Source data:
******************************

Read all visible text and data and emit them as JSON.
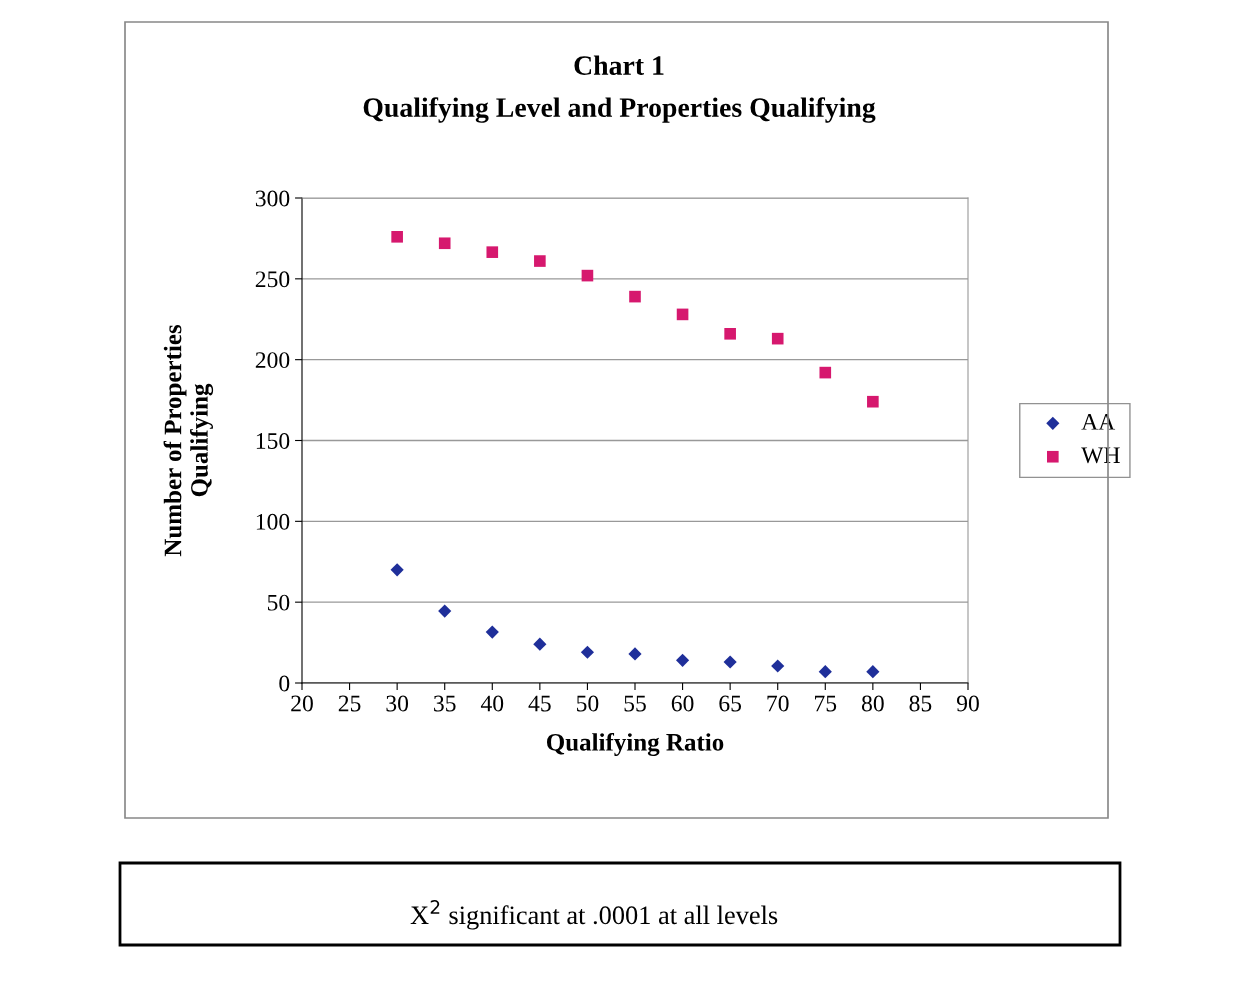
{
  "chart_data": {
    "type": "scatter",
    "title": "Chart 1",
    "subtitle": "Qualifying Level and Properties Qualifying",
    "xlabel": "Qualifying Ratio",
    "ylabel": "Number of Properties\nQualifying",
    "x": [
      30,
      35,
      40,
      45,
      50,
      55,
      60,
      65,
      70,
      75,
      80
    ],
    "series": [
      {
        "name": "AA",
        "color": "#1f2f9a",
        "marker": "diamond",
        "values": [
          70,
          44.5,
          31.5,
          24,
          19,
          18,
          14,
          13,
          10.5,
          7,
          7
        ]
      },
      {
        "name": "WH",
        "color": "#d6186e",
        "marker": "square",
        "values": [
          276,
          272,
          266.5,
          261,
          252,
          239,
          228,
          216,
          213,
          192,
          174
        ]
      }
    ],
    "xlim": [
      20,
      90
    ],
    "xticks": [
      20,
      25,
      30,
      35,
      40,
      45,
      50,
      55,
      60,
      65,
      70,
      75,
      80,
      85,
      90
    ],
    "ylim": [
      0,
      300
    ],
    "yticks": [
      0,
      50,
      100,
      150,
      200,
      250,
      300
    ],
    "grid": "y",
    "legend": "right",
    "annotations": [
      "X$^{2}$ significant at .0001 at all levels"
    ]
  }
}
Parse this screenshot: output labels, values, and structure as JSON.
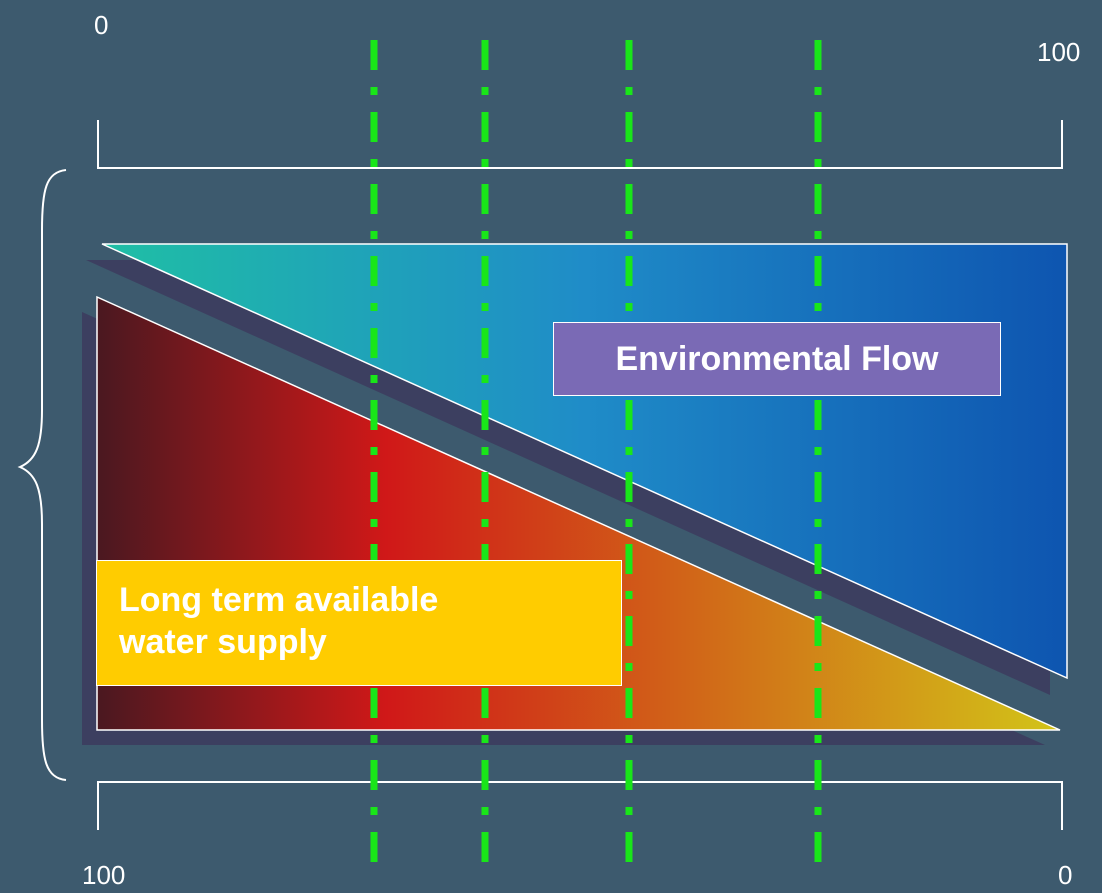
{
  "scales": {
    "top": {
      "start_label": "0",
      "end_label": "100"
    },
    "bottom": {
      "start_label": "100",
      "end_label": "0"
    }
  },
  "regions": {
    "environmental_flow": {
      "label": "Environmental Flow",
      "gradient_colors": [
        "#1fbfa5",
        "#1f8cc8",
        "#0e55b0"
      ],
      "label_box_color": "#7a6ab5"
    },
    "water_supply": {
      "label_line1": "Long term available",
      "label_line2": "water supply",
      "gradient_colors": [
        "#4a1820",
        "#d01818",
        "#d2c418"
      ],
      "label_box_color": "#ffcc00"
    }
  },
  "colors": {
    "background": "#3d5a6e",
    "divider_lines": "#19e619",
    "outline": "#ffffff",
    "shadow": "#3c3f60"
  },
  "icons": {
    "brace": "left-curly-brace-icon"
  }
}
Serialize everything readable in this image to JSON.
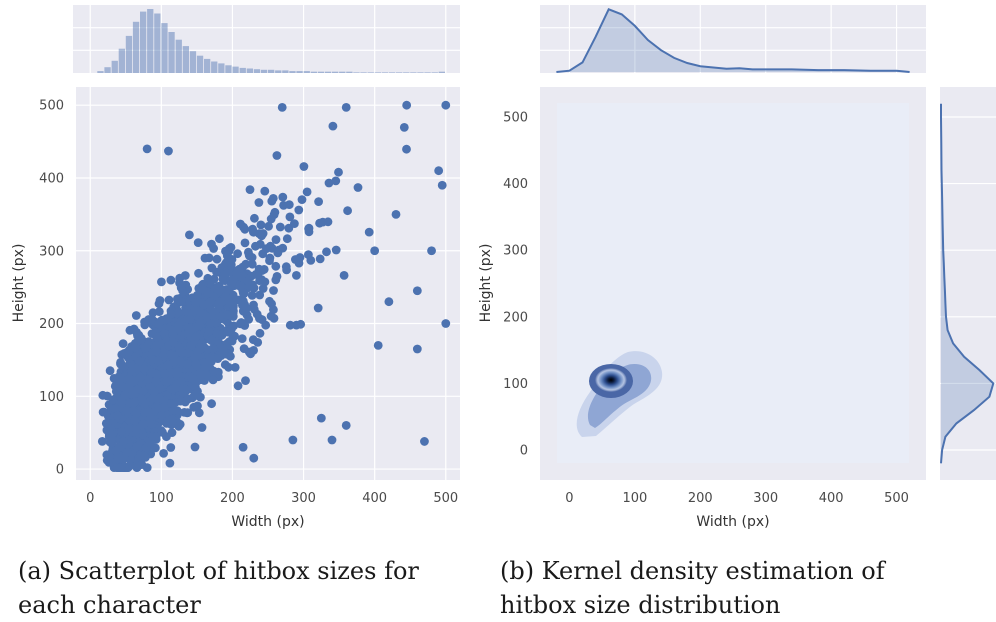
{
  "figure": {
    "caption_a": "(a) Scatterplot of hitbox sizes for each character",
    "caption_b": "(b) Kernel density estimation of hitbox size distribution",
    "colors": {
      "panel_bg": "#eaeaf2",
      "grid": "#ffffff",
      "series": "#4c72b0",
      "density_dark": "#000000"
    }
  },
  "chart_data": [
    {
      "type": "scatter",
      "panel": "a",
      "xlabel": "Width (px)",
      "ylabel": "Height (px)",
      "xlim": [
        -20,
        520
      ],
      "ylim": [
        -15,
        525
      ],
      "xticks": [
        0,
        100,
        200,
        300,
        400,
        500
      ],
      "yticks": [
        0,
        100,
        200,
        300,
        400,
        500
      ],
      "grid": true,
      "notes_visible": "dense cloud concentrated near (60-150, 60-180)",
      "outliers": [
        {
          "x": 80,
          "y": 440
        },
        {
          "x": 110,
          "y": 437
        },
        {
          "x": 270,
          "y": 497
        },
        {
          "x": 360,
          "y": 497
        },
        {
          "x": 445,
          "y": 500
        },
        {
          "x": 500,
          "y": 500
        },
        {
          "x": 215,
          "y": 30
        },
        {
          "x": 230,
          "y": 15
        },
        {
          "x": 285,
          "y": 40
        },
        {
          "x": 340,
          "y": 40
        },
        {
          "x": 470,
          "y": 38
        },
        {
          "x": 360,
          "y": 60
        },
        {
          "x": 325,
          "y": 70
        },
        {
          "x": 500,
          "y": 200
        },
        {
          "x": 460,
          "y": 165
        },
        {
          "x": 405,
          "y": 170
        },
        {
          "x": 495,
          "y": 390
        },
        {
          "x": 490,
          "y": 410
        },
        {
          "x": 480,
          "y": 300
        },
        {
          "x": 430,
          "y": 350
        },
        {
          "x": 400,
          "y": 300
        },
        {
          "x": 420,
          "y": 230
        },
        {
          "x": 460,
          "y": 245
        }
      ]
    },
    {
      "type": "histogram",
      "panel": "a-top-marginal",
      "variable": "Width (px)",
      "bin_width": 10,
      "bins_start": 10,
      "heights": [
        0.03,
        0.09,
        0.19,
        0.38,
        0.58,
        0.8,
        0.96,
        1.0,
        0.93,
        0.78,
        0.64,
        0.52,
        0.42,
        0.34,
        0.27,
        0.22,
        0.18,
        0.15,
        0.12,
        0.1,
        0.08,
        0.07,
        0.06,
        0.05,
        0.05,
        0.04,
        0.04,
        0.03,
        0.03,
        0.03,
        0.02,
        0.02,
        0.02,
        0.02,
        0.02,
        0.02,
        0.01,
        0.01,
        0.01,
        0.01,
        0.01,
        0.01,
        0.01,
        0.01,
        0.01,
        0.01,
        0.01,
        0.01,
        0.02
      ]
    },
    {
      "type": "heatmap",
      "panel": "b",
      "subtype": "kde",
      "xlabel": "Width (px)",
      "ylabel": "Height (px)",
      "xlim": [
        -45,
        545
      ],
      "ylim": [
        -45,
        545
      ],
      "xticks": [
        0,
        100,
        200,
        300,
        400,
        500
      ],
      "yticks": [
        0,
        100,
        200,
        300,
        400,
        500
      ],
      "grid": false,
      "mode": {
        "x": 62,
        "y": 108
      },
      "support_x": [
        -20,
        520
      ],
      "support_y": [
        -20,
        520
      ]
    },
    {
      "type": "area",
      "panel": "b-top-marginal",
      "variable": "Width (px)",
      "x": [
        -20,
        0,
        20,
        40,
        60,
        80,
        100,
        120,
        140,
        160,
        180,
        200,
        220,
        240,
        260,
        280,
        300,
        340,
        380,
        420,
        460,
        500,
        520
      ],
      "density": [
        0.0,
        0.02,
        0.15,
        0.55,
        0.98,
        0.9,
        0.72,
        0.5,
        0.34,
        0.22,
        0.14,
        0.09,
        0.07,
        0.05,
        0.06,
        0.04,
        0.04,
        0.04,
        0.03,
        0.03,
        0.02,
        0.02,
        0.0
      ]
    },
    {
      "type": "area",
      "panel": "b-right-marginal",
      "variable": "Height (px)",
      "y": [
        -20,
        0,
        20,
        40,
        60,
        80,
        100,
        120,
        140,
        160,
        180,
        200,
        220,
        240,
        260,
        280,
        300,
        340,
        380,
        420,
        460,
        500,
        520
      ],
      "density": [
        0.0,
        0.02,
        0.08,
        0.28,
        0.6,
        0.88,
        0.95,
        0.7,
        0.42,
        0.22,
        0.12,
        0.09,
        0.08,
        0.07,
        0.06,
        0.05,
        0.04,
        0.03,
        0.02,
        0.01,
        0.005,
        0.0,
        0.0
      ]
    }
  ]
}
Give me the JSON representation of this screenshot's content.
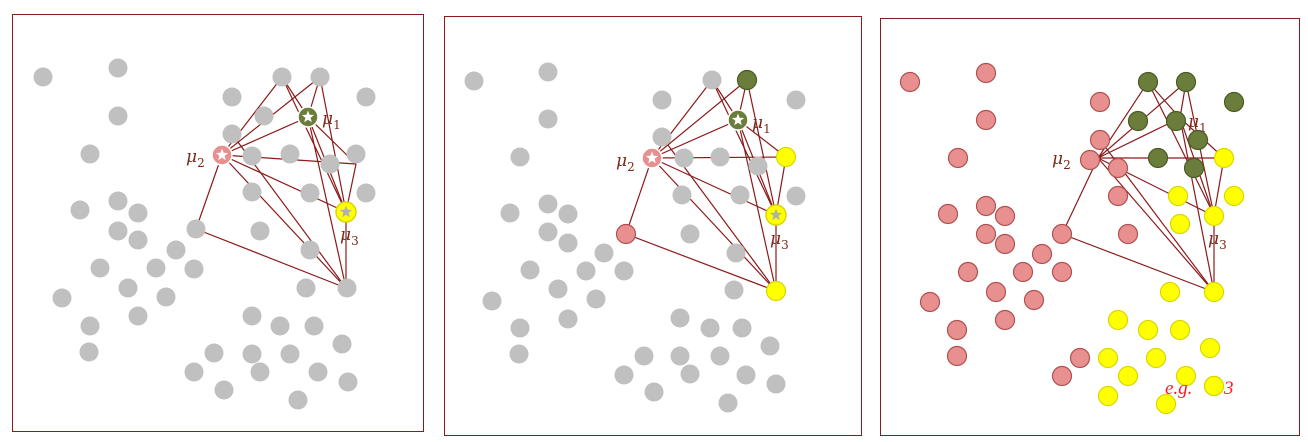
{
  "colors": {
    "unassigned": "#c0c0c0",
    "cluster_1": "#6b7d3a",
    "cluster_2": "#e89090",
    "cluster_3": "#ffff00",
    "line": "#8b1a1a",
    "border": "#8b1a1a",
    "annotation": "#ff1a1a"
  },
  "centroid_labels": {
    "mu1": "μ1",
    "mu2": "μ2",
    "mu3": "μ3"
  },
  "annotation": {
    "text": "e.g. ",
    "text2": "=3"
  }
}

******************************

» **TO DO**
Your copy should match the records word for word, with the pictures removed.

» **EXERCISE RESULT**
Read all visible text and data and emit them as JSON.
{
  "chart_data": {
    "type": "scatter",
    "title": "Chart 1",
    "subtitle": "Qualifying Level and Properties Qualifying",
    "xlabel": "Qualifying Ratio",
    "ylabel": "Number of Properties\nQualifying",
    "x": [
      30,
      35,
      40,
      45,
      50,
      55,
      60,
      65,
      70,
      75,
      80
    ],
    "series": [
      {
        "name": "AA",
        "color": "#1f2f9a",
        "marker": "diamond",
        "values": [
          70,
          44.5,
          31.5,
          24,
          19,
          18,
          14,
          13,
          10.5,
          7,
          7
        ]
      },
      {
        "name": "WH",
        "color": "#d6186e",
        "marker": "square",
        "values": [
          276,
          272,
          266.5,
          261,
          252,
          239,
          228,
          216,
          213,
          192,
          174
        ]
      }
    ],
    "xlim": [
      20,
      90
    ],
    "xticks": [
      20,
      25,
      30,
      35,
      40,
      45,
      50,
      55,
      60,
      65,
      70,
      75,
      80,
      85,
      90
    ],
    "ylim": [
      0,
      300
    ],
    "yticks": [
      0,
      50,
      100,
      150,
      200,
      250,
      300
    ],
    "grid": "y",
    "legend": "right",
    "annotations": [
      "X$^{2}$ significant at .0001 at all levels"
    ]
  }
}
Parse this screenshot: output labels, values, and structure as JSON.
{
  "scales": {
    "top": {
      "start_label": "0",
      "end_label": "100"
    },
    "bottom": {
      "start_label": "100",
      "end_label": "0"
    }
  },
  "regions": {
    "environmental_flow": {
      "label": "Environmental Flow",
      "gradient_colors": [
        "#1fbfa5",
        "#1f8cc8",
        "#0e55b0"
      ],
      "label_box_color": "#7a6ab5"
    },
    "water_supply": {
      "label_line1": "Long term available",
      "label_line2": "water supply",
      "gradient_colors": [
        "#4a1820",
        "#d01818",
        "#d2c418"
      ],
      "label_box_color": "#ffcc00"
    }
  },
  "colors": {
    "background": "#3d5a6e",
    "divider_lines": "#19e619",
    "outline": "#ffffff",
    "shadow": "#3c3f60"
  },
  "icons": {
    "brace": "left-curly-brace-icon"
  }
}
Serialize everything readable in this image to JSON.
{
  "figure": {
    "caption_a": "(a) Scatterplot of hitbox sizes for each character",
    "caption_b": "(b) Kernel density estimation of hitbox size distribution",
    "colors": {
      "panel_bg": "#eaeaf2",
      "grid": "#ffffff",
      "series": "#4c72b0",
      "density_dark": "#000000"
    }
  },
  "chart_data": [
    {
      "type": "scatter",
      "panel": "a",
      "xlabel": "Width (px)",
      "ylabel": "Height (px)",
      "xlim": [
        -20,
        520
      ],
      "ylim": [
        -15,
        525
      ],
      "xticks": [
        0,
        100,
        200,
        300,
        400,
        500
      ],
      "yticks": [
        0,
        100,
        200,
        300,
        400,
        500
      ],
      "grid": true,
      "notes_visible": "dense cloud concentrated near (60-150, 60-180)",
      "outliers": [
        {
          "x": 80,
          "y": 440
        },
        {
          "x": 110,
          "y": 437
        },
        {
          "x": 270,
          "y": 497
        },
        {
          "x": 360,
          "y": 497
        },
        {
          "x": 445,
          "y": 500
        },
        {
          "x": 500,
          "y": 500
        },
        {
          "x": 215,
          "y": 30
        },
        {
          "x": 230,
          "y": 15
        },
        {
          "x": 285,
          "y": 40
        },
        {
          "x": 340,
          "y": 40
        },
        {
          "x": 470,
          "y": 38
        },
        {
          "x": 360,
          "y": 60
        },
        {
          "x": 325,
          "y": 70
        },
        {
          "x": 500,
          "y": 200
        },
        {
          "x": 460,
          "y": 165
        },
        {
          "x": 405,
          "y": 170
        },
        {
          "x": 495,
          "y": 390
        },
        {
          "x": 490,
          "y": 410
        },
        {
          "x": 480,
          "y": 300
        },
        {
          "x": 430,
          "y": 350
        },
        {
          "x": 400,
          "y": 300
        },
        {
          "x": 420,
          "y": 230
        },
        {
          "x": 460,
          "y": 245
        }
      ]
    },
    {
      "type": "histogram",
      "panel": "a-top-marginal",
      "variable": "Width (px)",
      "bin_width": 10,
      "bins_start": 10,
      "heights": [
        0.03,
        0.09,
        0.19,
        0.38,
        0.58,
        0.8,
        0.96,
        1.0,
        0.93,
        0.78,
        0.64,
        0.52,
        0.42,
        0.34,
        0.27,
        0.22,
        0.18,
        0.15,
        0.12,
        0.1,
        0.08,
        0.07,
        0.06,
        0.05,
        0.05,
        0.04,
        0.04,
        0.03,
        0.03,
        0.03,
        0.02,
        0.02,
        0.02,
        0.02,
        0.02,
        0.02,
        0.01,
        0.01,
        0.01,
        0.01,
        0.01,
        0.01,
        0.01,
        0.01,
        0.01,
        0.01,
        0.01,
        0.01,
        0.02
      ]
    },
    {
      "type": "heatmap",
      "panel": "b",
      "subtype": "kde",
      "xlabel": "Width (px)",
      "ylabel": "Height (px)",
      "xlim": [
        -45,
        545
      ],
      "ylim": [
        -45,
        545
      ],
      "xticks": [
        0,
        100,
        200,
        300,
        400,
        500
      ],
      "yticks": [
        0,
        100,
        200,
        300,
        400,
        500
      ],
      "grid": false,
      "mode": {
        "x": 62,
        "y": 108
      },
      "support_x": [
        -20,
        520
      ],
      "support_y": [
        -20,
        520
      ]
    },
    {
      "type": "area",
      "panel": "b-top-marginal",
      "variable": "Width (px)",
      "x": [
        -20,
        0,
        20,
        40,
        60,
        80,
        100,
        120,
        140,
        160,
        180,
        200,
        220,
        240,
        260,
        280,
        300,
        340,
        380,
        420,
        460,
        500,
        520
      ],
      "density": [
        0.0,
        0.02,
        0.15,
        0.55,
        0.98,
        0.9,
        0.72,
        0.5,
        0.34,
        0.22,
        0.14,
        0.09,
        0.07,
        0.05,
        0.06,
        0.04,
        0.04,
        0.04,
        0.03,
        0.03,
        0.02,
        0.02,
        0.0
      ]
    },
    {
      "type": "area",
      "panel": "b-right-marginal",
      "variable": "Height (px)",
      "y": [
        -20,
        0,
        20,
        40,
        60,
        80,
        100,
        120,
        140,
        160,
        180,
        200,
        220,
        240,
        260,
        280,
        300,
        340,
        380,
        420,
        460,
        500,
        520
      ],
      "density": [
        0.0,
        0.02,
        0.08,
        0.28,
        0.6,
        0.88,
        0.95,
        0.7,
        0.42,
        0.22,
        0.12,
        0.09,
        0.08,
        0.07,
        0.06,
        0.05,
        0.04,
        0.03,
        0.02,
        0.01,
        0.005,
        0.0,
        0.0
      ]
    }
  ]
}
Give me the JSON representation of this screenshot's content.
{
  "colors": {
    "unassigned": "#c0c0c0",
    "cluster_1": "#6b7d3a",
    "cluster_2": "#e89090",
    "cluster_3": "#ffff00",
    "line": "#8b1a1a",
    "border": "#8b1a1a",
    "annotation": "#ff1a1a"
  },
  "centroid_labels": {
    "mu1": "μ1",
    "mu2": "μ2",
    "mu3": "μ3"
  },
  "annotation": {
    "text": "e.g. ",
    "text2": "=3"
  }
}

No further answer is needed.